The material below should be written out in full and exactly; pictures stay out of the copy.

> [Given data]:
╭──

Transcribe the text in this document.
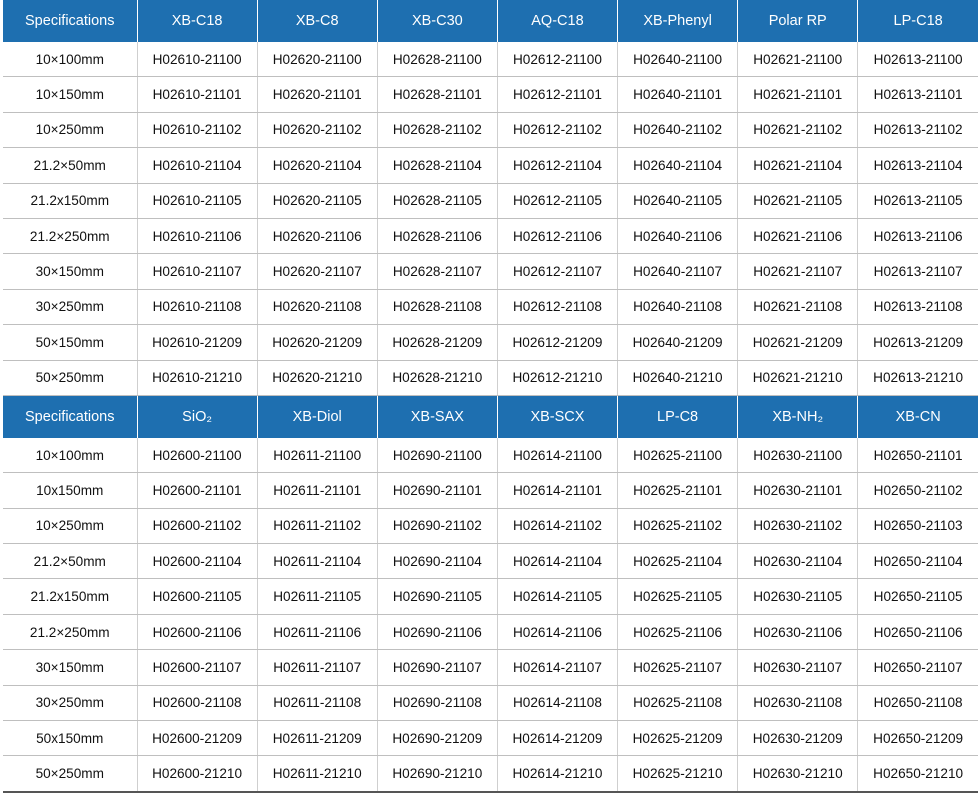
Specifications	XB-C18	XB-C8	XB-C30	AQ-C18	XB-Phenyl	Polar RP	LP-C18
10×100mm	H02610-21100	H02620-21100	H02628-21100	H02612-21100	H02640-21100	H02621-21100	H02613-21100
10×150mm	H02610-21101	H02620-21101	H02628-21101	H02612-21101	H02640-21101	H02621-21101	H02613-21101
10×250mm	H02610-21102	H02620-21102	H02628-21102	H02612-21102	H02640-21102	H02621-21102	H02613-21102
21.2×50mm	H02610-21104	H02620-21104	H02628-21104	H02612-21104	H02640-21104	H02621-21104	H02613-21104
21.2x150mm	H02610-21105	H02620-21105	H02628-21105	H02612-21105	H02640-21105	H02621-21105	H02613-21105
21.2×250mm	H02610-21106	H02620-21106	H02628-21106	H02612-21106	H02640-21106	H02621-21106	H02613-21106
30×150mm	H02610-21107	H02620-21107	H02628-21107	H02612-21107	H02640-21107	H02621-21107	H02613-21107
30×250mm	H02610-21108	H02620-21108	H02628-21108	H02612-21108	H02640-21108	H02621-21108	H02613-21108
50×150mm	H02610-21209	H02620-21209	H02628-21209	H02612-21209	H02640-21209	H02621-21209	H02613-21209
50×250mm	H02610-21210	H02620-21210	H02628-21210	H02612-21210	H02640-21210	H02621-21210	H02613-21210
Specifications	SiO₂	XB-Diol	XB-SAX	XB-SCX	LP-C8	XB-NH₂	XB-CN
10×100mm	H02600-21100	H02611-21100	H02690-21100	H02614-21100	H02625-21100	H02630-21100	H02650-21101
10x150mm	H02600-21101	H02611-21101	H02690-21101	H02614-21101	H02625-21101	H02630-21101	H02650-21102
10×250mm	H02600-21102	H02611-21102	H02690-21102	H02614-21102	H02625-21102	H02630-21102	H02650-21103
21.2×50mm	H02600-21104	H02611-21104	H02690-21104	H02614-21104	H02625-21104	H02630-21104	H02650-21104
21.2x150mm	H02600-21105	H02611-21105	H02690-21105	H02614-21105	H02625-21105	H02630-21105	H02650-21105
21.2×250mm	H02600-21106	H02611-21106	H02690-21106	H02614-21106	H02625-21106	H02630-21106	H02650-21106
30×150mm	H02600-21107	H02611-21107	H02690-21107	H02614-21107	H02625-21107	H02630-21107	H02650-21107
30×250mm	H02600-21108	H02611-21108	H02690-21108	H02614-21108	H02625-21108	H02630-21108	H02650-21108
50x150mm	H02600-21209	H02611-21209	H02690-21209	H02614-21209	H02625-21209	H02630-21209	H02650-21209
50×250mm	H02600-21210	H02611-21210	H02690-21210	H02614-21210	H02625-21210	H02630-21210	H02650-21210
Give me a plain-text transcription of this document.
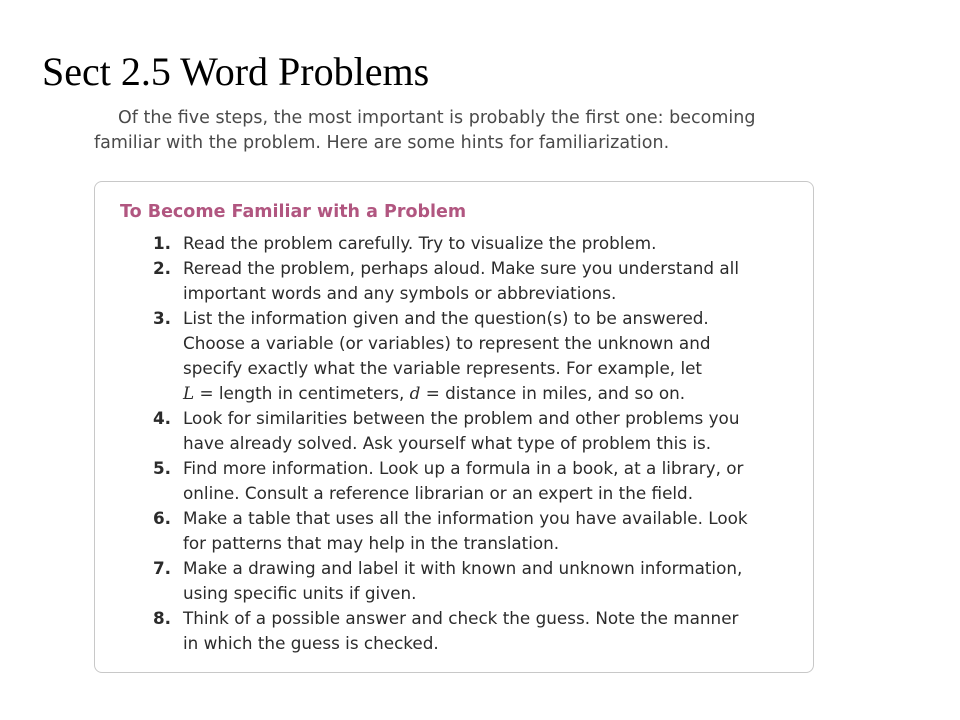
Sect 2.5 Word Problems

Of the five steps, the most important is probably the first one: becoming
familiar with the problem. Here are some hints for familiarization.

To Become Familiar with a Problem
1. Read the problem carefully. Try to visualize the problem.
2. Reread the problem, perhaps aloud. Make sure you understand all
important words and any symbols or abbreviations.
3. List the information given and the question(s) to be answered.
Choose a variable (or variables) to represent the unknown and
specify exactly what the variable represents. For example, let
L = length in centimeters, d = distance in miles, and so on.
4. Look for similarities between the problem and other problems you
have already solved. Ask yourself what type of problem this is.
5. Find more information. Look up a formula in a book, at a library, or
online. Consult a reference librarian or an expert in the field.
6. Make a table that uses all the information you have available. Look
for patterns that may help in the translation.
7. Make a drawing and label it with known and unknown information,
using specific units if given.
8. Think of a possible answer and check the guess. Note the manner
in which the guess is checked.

╰──

> [Solution to the exercise]:
Transcribe the text in this document.
Specifications	XB-C18	XB-C8	XB-C30	AQ-C18	XB-Phenyl	Polar RP	LP-C18
10×100mm	H02610-21100	H02620-21100	H02628-21100	H02612-21100	H02640-21100	H02621-21100	H02613-21100
10×150mm	H02610-21101	H02620-21101	H02628-21101	H02612-21101	H02640-21101	H02621-21101	H02613-21101
10×250mm	H02610-21102	H02620-21102	H02628-21102	H02612-21102	H02640-21102	H02621-21102	H02613-21102
21.2×50mm	H02610-21104	H02620-21104	H02628-21104	H02612-21104	H02640-21104	H02621-21104	H02613-21104
21.2x150mm	H02610-21105	H02620-21105	H02628-21105	H02612-21105	H02640-21105	H02621-21105	H02613-21105
21.2×250mm	H02610-21106	H02620-21106	H02628-21106	H02612-21106	H02640-21106	H02621-21106	H02613-21106
30×150mm	H02610-21107	H02620-21107	H02628-21107	H02612-21107	H02640-21107	H02621-21107	H02613-21107
30×250mm	H02610-21108	H02620-21108	H02628-21108	H02612-21108	H02640-21108	H02621-21108	H02613-21108
50×150mm	H02610-21209	H02620-21209	H02628-21209	H02612-21209	H02640-21209	H02621-21209	H02613-21209
50×250mm	H02610-21210	H02620-21210	H02628-21210	H02612-21210	H02640-21210	H02621-21210	H02613-21210
Specifications	SiO₂	XB-Diol	XB-SAX	XB-SCX	LP-C8	XB-NH₂	XB-CN
10×100mm	H02600-21100	H02611-21100	H02690-21100	H02614-21100	H02625-21100	H02630-21100	H02650-21101
10x150mm	H02600-21101	H02611-21101	H02690-21101	H02614-21101	H02625-21101	H02630-21101	H02650-21102
10×250mm	H02600-21102	H02611-21102	H02690-21102	H02614-21102	H02625-21102	H02630-21102	H02650-21103
21.2×50mm	H02600-21104	H02611-21104	H02690-21104	H02614-21104	H02625-21104	H02630-21104	H02650-21104
21.2x150mm	H02600-21105	H02611-21105	H02690-21105	H02614-21105	H02625-21105	H02630-21105	H02650-21105
21.2×250mm	H02600-21106	H02611-21106	H02690-21106	H02614-21106	H02625-21106	H02630-21106	H02650-21106
30×150mm	H02600-21107	H02611-21107	H02690-21107	H02614-21107	H02625-21107	H02630-21107	H02650-21107
30×250mm	H02600-21108	H02611-21108	H02690-21108	H02614-21108	H02625-21108	H02630-21108	H02650-21108
50x150mm	H02600-21209	H02611-21209	H02690-21209	H02614-21209	H02625-21209	H02630-21209	H02650-21209
50×250mm	H02600-21210	H02611-21210	H02690-21210	H02614-21210	H02625-21210	H02630-21210	H02650-21210
Give me a plain-text transcription of this document.
Sect 2.5 Word Problems

Of the five steps, the most important is probably the first one: becoming
familiar with the problem. Here are some hints for familiarization.

To Become Familiar with a Problem
1. Read the problem carefully. Try to visualize the problem.
2. Reread the problem, perhaps aloud. Make sure you understand all
important words and any symbols or abbreviations.
3. List the information given and the question(s) to be answered.
Choose a variable (or variables) to represent the unknown and
specify exactly what the variable represents. For example, let
L = length in centimeters, d = distance in miles, and so on.
4. Look for similarities between the problem and other problems you
have already solved. Ask yourself what type of problem this is.
5. Find more information. Look up a formula in a book, at a library, or
online. Consult a reference librarian or an expert in the field.
6. Make a table that uses all the information you have available. Look
for patterns that may help in the translation.
7. Make a drawing and label it with known and unknown information,
using specific units if given.
8. Think of a possible answer and check the guess. Note the manner
in which the guess is checked.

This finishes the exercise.